> Goal
Copy each line in which the string "JSON" occurs.

> Data section
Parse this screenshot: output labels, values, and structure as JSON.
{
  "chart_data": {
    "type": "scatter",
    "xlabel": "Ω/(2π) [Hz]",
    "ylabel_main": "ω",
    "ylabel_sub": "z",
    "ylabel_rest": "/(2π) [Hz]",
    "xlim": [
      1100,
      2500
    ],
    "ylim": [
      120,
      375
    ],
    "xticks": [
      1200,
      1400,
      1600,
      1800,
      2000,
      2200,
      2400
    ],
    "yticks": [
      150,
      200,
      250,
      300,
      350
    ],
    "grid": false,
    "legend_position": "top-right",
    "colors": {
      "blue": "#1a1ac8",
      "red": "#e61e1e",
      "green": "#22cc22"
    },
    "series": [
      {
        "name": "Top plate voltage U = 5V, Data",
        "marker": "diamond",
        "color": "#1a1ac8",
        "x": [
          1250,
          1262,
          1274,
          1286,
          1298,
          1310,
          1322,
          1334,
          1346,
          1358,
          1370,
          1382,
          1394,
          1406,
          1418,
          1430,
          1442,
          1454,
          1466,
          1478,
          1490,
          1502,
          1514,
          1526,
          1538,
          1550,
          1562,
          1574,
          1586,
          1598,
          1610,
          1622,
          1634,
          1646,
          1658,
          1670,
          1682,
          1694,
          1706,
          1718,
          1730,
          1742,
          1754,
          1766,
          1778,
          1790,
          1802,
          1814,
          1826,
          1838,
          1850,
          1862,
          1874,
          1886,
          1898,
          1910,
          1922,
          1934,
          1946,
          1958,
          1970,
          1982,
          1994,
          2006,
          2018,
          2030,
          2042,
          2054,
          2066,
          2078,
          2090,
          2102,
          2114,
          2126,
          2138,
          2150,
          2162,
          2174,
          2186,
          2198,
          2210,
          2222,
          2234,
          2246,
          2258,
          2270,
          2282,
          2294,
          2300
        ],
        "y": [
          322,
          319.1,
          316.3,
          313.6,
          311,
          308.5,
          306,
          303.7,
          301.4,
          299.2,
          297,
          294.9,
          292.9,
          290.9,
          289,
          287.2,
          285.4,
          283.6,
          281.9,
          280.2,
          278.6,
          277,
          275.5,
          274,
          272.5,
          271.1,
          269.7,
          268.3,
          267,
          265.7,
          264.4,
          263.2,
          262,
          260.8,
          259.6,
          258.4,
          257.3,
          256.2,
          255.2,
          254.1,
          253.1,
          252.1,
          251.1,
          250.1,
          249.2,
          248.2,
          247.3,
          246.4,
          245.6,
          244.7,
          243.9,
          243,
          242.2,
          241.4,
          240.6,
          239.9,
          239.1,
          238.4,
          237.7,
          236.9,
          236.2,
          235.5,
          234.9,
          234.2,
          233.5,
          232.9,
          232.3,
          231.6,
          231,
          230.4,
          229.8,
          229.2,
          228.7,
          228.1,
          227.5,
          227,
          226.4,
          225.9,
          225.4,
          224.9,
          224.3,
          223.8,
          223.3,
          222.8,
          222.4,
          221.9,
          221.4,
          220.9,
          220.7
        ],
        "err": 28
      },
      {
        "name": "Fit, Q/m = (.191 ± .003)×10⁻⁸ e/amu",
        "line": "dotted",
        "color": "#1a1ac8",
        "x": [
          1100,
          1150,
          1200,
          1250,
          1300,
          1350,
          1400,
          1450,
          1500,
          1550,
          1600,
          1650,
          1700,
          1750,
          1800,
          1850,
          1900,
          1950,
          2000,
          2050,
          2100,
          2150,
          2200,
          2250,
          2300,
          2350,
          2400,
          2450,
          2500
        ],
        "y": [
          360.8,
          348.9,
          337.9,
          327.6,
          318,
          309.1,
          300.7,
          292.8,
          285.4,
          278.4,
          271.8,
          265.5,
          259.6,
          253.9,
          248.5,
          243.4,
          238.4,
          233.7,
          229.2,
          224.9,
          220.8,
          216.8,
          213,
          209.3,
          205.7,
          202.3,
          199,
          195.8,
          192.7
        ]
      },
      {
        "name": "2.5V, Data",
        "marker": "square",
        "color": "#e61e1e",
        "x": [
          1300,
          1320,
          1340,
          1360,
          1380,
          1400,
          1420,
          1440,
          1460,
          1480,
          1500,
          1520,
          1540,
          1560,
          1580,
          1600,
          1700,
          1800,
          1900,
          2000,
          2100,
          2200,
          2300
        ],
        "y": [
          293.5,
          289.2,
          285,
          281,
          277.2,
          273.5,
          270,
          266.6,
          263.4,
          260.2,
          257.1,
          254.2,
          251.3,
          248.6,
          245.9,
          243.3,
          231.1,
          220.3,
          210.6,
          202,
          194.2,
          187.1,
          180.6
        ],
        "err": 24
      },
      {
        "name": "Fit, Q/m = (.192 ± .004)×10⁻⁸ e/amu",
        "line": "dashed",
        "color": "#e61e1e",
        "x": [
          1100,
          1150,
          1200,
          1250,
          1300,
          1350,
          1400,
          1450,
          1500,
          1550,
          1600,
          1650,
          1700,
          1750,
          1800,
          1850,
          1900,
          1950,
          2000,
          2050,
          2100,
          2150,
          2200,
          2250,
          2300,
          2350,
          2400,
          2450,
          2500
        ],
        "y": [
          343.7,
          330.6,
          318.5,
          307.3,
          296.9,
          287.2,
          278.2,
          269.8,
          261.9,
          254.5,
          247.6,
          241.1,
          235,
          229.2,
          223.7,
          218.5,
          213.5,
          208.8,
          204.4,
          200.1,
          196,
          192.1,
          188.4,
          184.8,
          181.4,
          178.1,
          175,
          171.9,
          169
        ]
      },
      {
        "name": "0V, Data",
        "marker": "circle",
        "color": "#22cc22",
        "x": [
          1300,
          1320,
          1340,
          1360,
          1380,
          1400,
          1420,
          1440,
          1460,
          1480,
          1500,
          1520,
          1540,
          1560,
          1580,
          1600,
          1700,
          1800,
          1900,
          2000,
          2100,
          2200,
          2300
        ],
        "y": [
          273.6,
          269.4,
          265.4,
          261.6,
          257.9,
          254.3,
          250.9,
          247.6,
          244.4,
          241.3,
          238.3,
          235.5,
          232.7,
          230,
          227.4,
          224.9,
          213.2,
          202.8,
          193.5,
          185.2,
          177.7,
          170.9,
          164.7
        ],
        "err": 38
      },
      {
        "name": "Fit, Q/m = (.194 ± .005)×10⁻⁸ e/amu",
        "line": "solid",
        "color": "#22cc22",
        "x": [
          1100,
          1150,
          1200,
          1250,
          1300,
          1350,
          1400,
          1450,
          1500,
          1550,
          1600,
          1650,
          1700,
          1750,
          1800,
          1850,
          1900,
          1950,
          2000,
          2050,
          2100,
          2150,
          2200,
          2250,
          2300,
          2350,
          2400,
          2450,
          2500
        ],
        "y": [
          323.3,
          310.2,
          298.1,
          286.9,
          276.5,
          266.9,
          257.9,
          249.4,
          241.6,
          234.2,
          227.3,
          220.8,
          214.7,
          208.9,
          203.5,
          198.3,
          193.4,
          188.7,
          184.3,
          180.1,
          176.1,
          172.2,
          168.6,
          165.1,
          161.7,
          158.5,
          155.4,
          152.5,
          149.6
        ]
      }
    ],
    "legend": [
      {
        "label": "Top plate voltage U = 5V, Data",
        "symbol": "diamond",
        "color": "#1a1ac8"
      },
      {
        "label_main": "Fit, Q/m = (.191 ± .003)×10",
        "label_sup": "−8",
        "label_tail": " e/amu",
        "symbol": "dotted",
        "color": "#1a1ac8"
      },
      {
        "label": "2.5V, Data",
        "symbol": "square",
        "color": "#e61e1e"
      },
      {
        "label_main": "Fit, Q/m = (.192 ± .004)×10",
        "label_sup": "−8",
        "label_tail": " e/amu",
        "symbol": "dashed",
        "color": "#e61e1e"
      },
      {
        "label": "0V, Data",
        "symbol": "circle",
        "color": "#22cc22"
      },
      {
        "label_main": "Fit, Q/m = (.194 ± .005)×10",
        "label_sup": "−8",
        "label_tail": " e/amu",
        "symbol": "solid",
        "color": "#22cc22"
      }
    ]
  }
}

---

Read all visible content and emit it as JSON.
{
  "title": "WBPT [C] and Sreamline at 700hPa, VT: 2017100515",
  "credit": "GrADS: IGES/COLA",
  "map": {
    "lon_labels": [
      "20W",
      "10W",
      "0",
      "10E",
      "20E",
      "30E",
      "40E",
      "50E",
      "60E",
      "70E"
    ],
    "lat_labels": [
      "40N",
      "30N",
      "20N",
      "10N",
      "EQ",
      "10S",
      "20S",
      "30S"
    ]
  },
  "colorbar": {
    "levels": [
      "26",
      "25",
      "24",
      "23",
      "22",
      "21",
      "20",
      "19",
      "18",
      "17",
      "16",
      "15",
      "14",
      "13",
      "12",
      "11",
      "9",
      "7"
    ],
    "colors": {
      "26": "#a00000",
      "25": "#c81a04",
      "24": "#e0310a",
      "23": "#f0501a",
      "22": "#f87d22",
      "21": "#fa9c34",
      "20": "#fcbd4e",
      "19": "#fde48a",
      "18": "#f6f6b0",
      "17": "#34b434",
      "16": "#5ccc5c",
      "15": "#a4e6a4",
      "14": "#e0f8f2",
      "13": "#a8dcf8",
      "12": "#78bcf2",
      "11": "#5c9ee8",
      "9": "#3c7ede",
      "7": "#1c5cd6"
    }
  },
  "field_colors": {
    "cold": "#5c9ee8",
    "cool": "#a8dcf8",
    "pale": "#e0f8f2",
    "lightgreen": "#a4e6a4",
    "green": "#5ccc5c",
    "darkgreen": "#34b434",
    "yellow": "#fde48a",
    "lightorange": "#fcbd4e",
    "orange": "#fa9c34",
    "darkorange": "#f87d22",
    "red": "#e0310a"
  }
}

> Completed exercise
Parse this screenshot: output labels, values, and structure as JSON.
Read all visible content and emit it as JSON.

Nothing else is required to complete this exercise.